Data items
# # #
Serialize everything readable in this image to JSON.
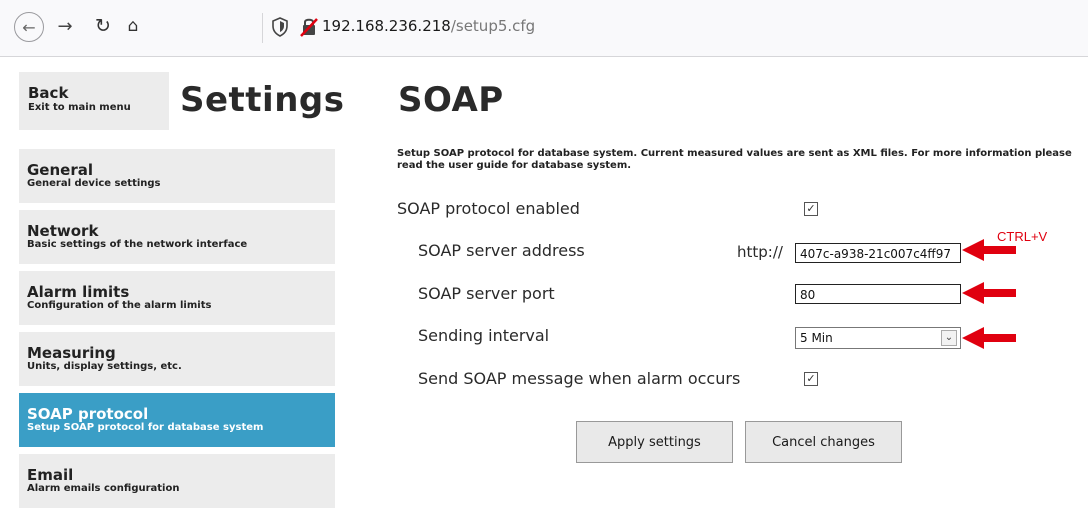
{
  "browser": {
    "url_host": "192.168.236.218",
    "url_path": "/setup5.cfg"
  },
  "sidebar": {
    "back": {
      "title": "Back",
      "subtitle": "Exit to main menu"
    },
    "heading": "Settings",
    "items": [
      {
        "title": "General",
        "subtitle": "General device settings"
      },
      {
        "title": "Network",
        "subtitle": "Basic settings of the network interface"
      },
      {
        "title": "Alarm limits",
        "subtitle": "Configuration of the alarm limits"
      },
      {
        "title": "Measuring",
        "subtitle": "Units, display settings, etc."
      },
      {
        "title": "SOAP protocol",
        "subtitle": "Setup SOAP protocol for database system"
      },
      {
        "title": "Email",
        "subtitle": "Alarm emails configuration"
      }
    ],
    "active_index": 4
  },
  "main": {
    "title": "SOAP",
    "description": "Setup SOAP protocol for database system. Current measured values are sent as XML files. For more information please read the user guide for database system.",
    "fields": {
      "enabled_label": "SOAP protocol enabled",
      "enabled_checked": true,
      "server_address_label": "SOAP server address",
      "server_address_prefix": "http://",
      "server_address_value": "407c-a938-21c007c4ff97",
      "server_port_label": "SOAP server port",
      "server_port_value": "80",
      "interval_label": "Sending interval",
      "interval_value": "5 Min",
      "alarm_label": "Send SOAP message when alarm occurs",
      "alarm_checked": true
    },
    "buttons": {
      "apply": "Apply settings",
      "cancel": "Cancel changes"
    }
  },
  "annotation": {
    "text": "CTRL+V",
    "color": "#e0000f"
  },
  "colors": {
    "active_menu": "#3a9ec6",
    "menu_bg": "#ececec"
  }
}
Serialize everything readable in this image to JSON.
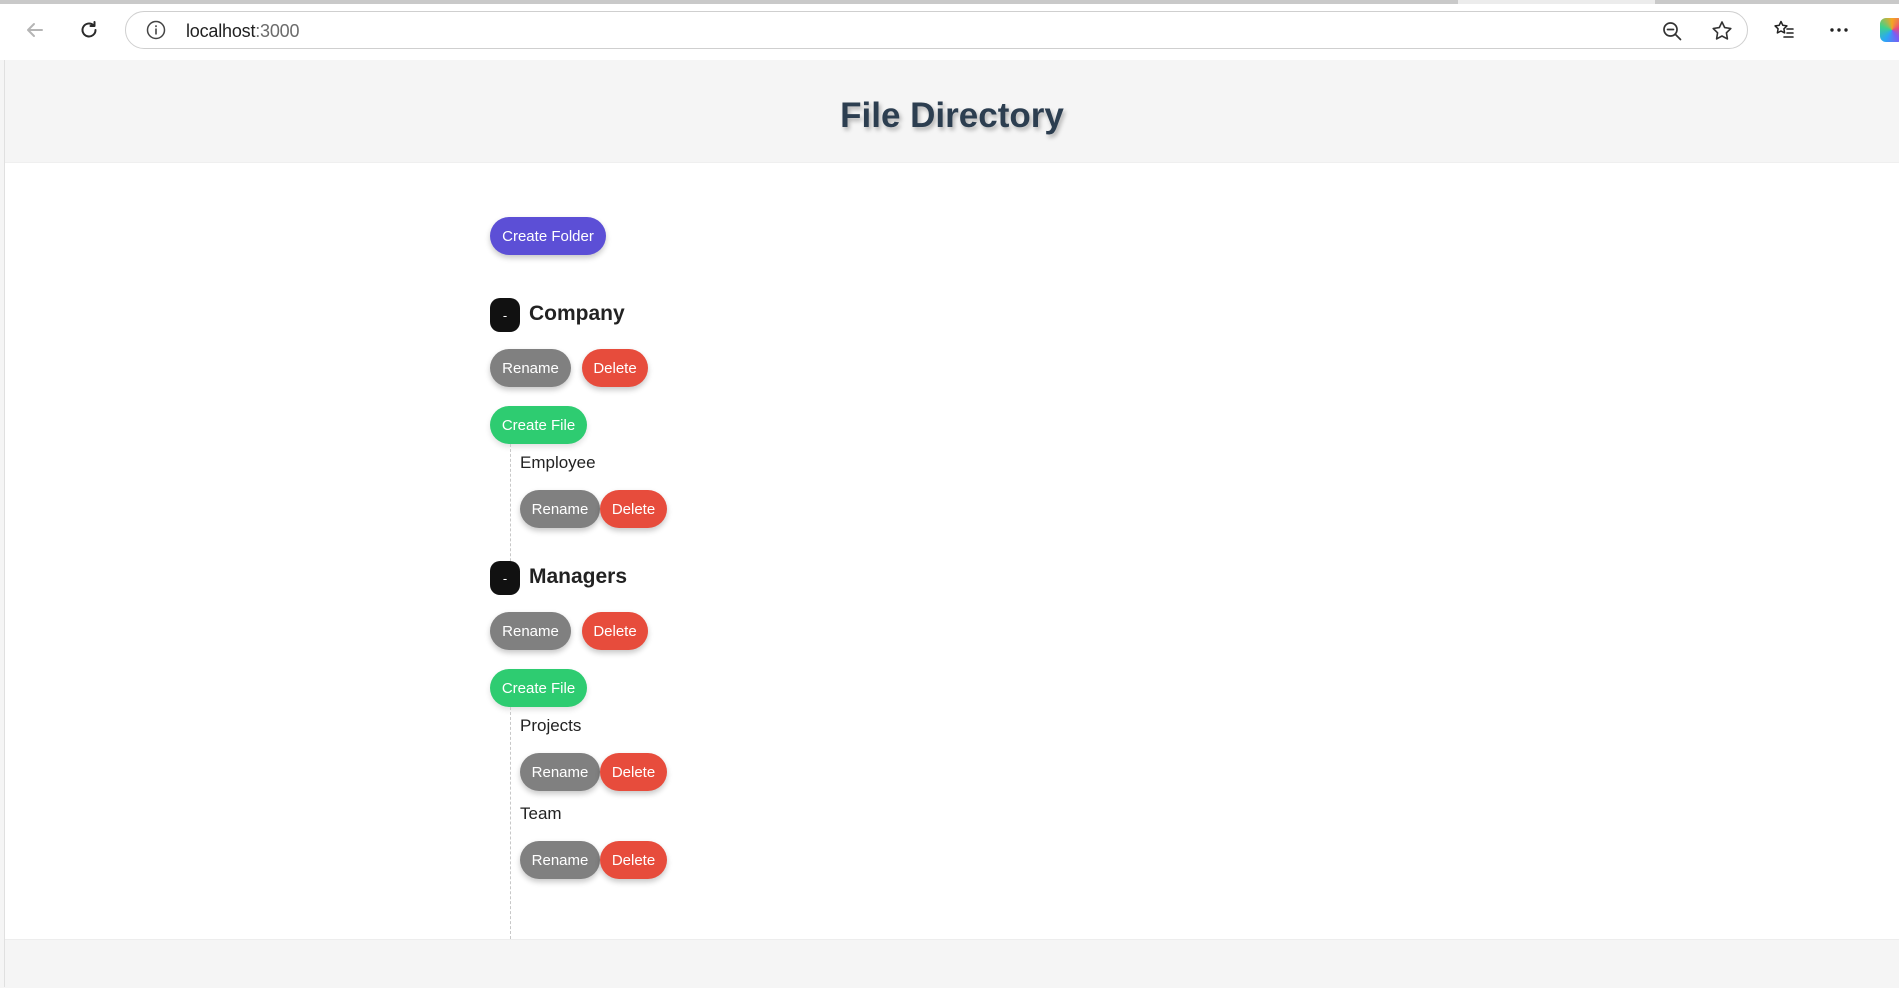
{
  "browser": {
    "url_host": "localhost",
    "url_port": ":3000",
    "icons": {
      "back": "back-arrow-icon",
      "reload": "reload-icon",
      "info": "info-icon",
      "zoom": "zoom-out-icon",
      "favorite": "star-icon",
      "favorites": "favorites-list-icon",
      "menu": "more-icon",
      "copilot": "copilot-icon"
    }
  },
  "page": {
    "title": "File Directory",
    "create_folder_label": "Create Folder"
  },
  "folders": [
    {
      "toggle_label": "-",
      "name": "Company",
      "rename_label": "Rename",
      "delete_label": "Delete",
      "create_file_label": "Create File",
      "files": [
        {
          "name": "Employee",
          "rename_label": "Rename",
          "delete_label": "Delete"
        }
      ]
    },
    {
      "toggle_label": "-",
      "name": "Managers",
      "rename_label": "Rename",
      "delete_label": "Delete",
      "create_file_label": "Create File",
      "files": [
        {
          "name": "Projects",
          "rename_label": "Rename",
          "delete_label": "Delete"
        },
        {
          "name": "Team",
          "rename_label": "Rename",
          "delete_label": "Delete"
        }
      ]
    }
  ],
  "colors": {
    "create_folder": "#5c4fd6",
    "rename": "#808080",
    "delete": "#e74c3c",
    "create_file": "#2ecc71",
    "title": "#2c3e50"
  }
}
# # #
# Direction:
Can you repeat every record above exactly, apart from the pictures?

# The completed task:
Serialize everything readable in this image to JSON.
{
  "browser": {
    "url_host": "192.168.236.218",
    "url_path": "/setup5.cfg"
  },
  "sidebar": {
    "back": {
      "title": "Back",
      "subtitle": "Exit to main menu"
    },
    "heading": "Settings",
    "items": [
      {
        "title": "General",
        "subtitle": "General device settings"
      },
      {
        "title": "Network",
        "subtitle": "Basic settings of the network interface"
      },
      {
        "title": "Alarm limits",
        "subtitle": "Configuration of the alarm limits"
      },
      {
        "title": "Measuring",
        "subtitle": "Units, display settings, etc."
      },
      {
        "title": "SOAP protocol",
        "subtitle": "Setup SOAP protocol for database system"
      },
      {
        "title": "Email",
        "subtitle": "Alarm emails configuration"
      }
    ],
    "active_index": 4
  },
  "main": {
    "title": "SOAP",
    "description": "Setup SOAP protocol for database system. Current measured values are sent as XML files. For more information please read the user guide for database system.",
    "fields": {
      "enabled_label": "SOAP protocol enabled",
      "enabled_checked": true,
      "server_address_label": "SOAP server address",
      "server_address_prefix": "http://",
      "server_address_value": "407c-a938-21c007c4ff97",
      "server_port_label": "SOAP server port",
      "server_port_value": "80",
      "interval_label": "Sending interval",
      "interval_value": "5 Min",
      "alarm_label": "Send SOAP message when alarm occurs",
      "alarm_checked": true
    },
    "buttons": {
      "apply": "Apply settings",
      "cancel": "Cancel changes"
    }
  },
  "annotation": {
    "text": "CTRL+V",
    "color": "#e0000f"
  },
  "colors": {
    "active_menu": "#3a9ec6",
    "menu_bg": "#ececec"
  }
}
Serialize everything readable in this image to JSON.
{
  "browser": {
    "url_host": "localhost",
    "url_port": ":3000",
    "icons": {
      "back": "back-arrow-icon",
      "reload": "reload-icon",
      "info": "info-icon",
      "zoom": "zoom-out-icon",
      "favorite": "star-icon",
      "favorites": "favorites-list-icon",
      "menu": "more-icon",
      "copilot": "copilot-icon"
    }
  },
  "page": {
    "title": "File Directory",
    "create_folder_label": "Create Folder"
  },
  "folders": [
    {
      "toggle_label": "-",
      "name": "Company",
      "rename_label": "Rename",
      "delete_label": "Delete",
      "create_file_label": "Create File",
      "files": [
        {
          "name": "Employee",
          "rename_label": "Rename",
          "delete_label": "Delete"
        }
      ]
    },
    {
      "toggle_label": "-",
      "name": "Managers",
      "rename_label": "Rename",
      "delete_label": "Delete",
      "create_file_label": "Create File",
      "files": [
        {
          "name": "Projects",
          "rename_label": "Rename",
          "delete_label": "Delete"
        },
        {
          "name": "Team",
          "rename_label": "Rename",
          "delete_label": "Delete"
        }
      ]
    }
  ],
  "colors": {
    "create_folder": "#5c4fd6",
    "rename": "#808080",
    "delete": "#e74c3c",
    "create_file": "#2ecc71",
    "title": "#2c3e50"
  }
}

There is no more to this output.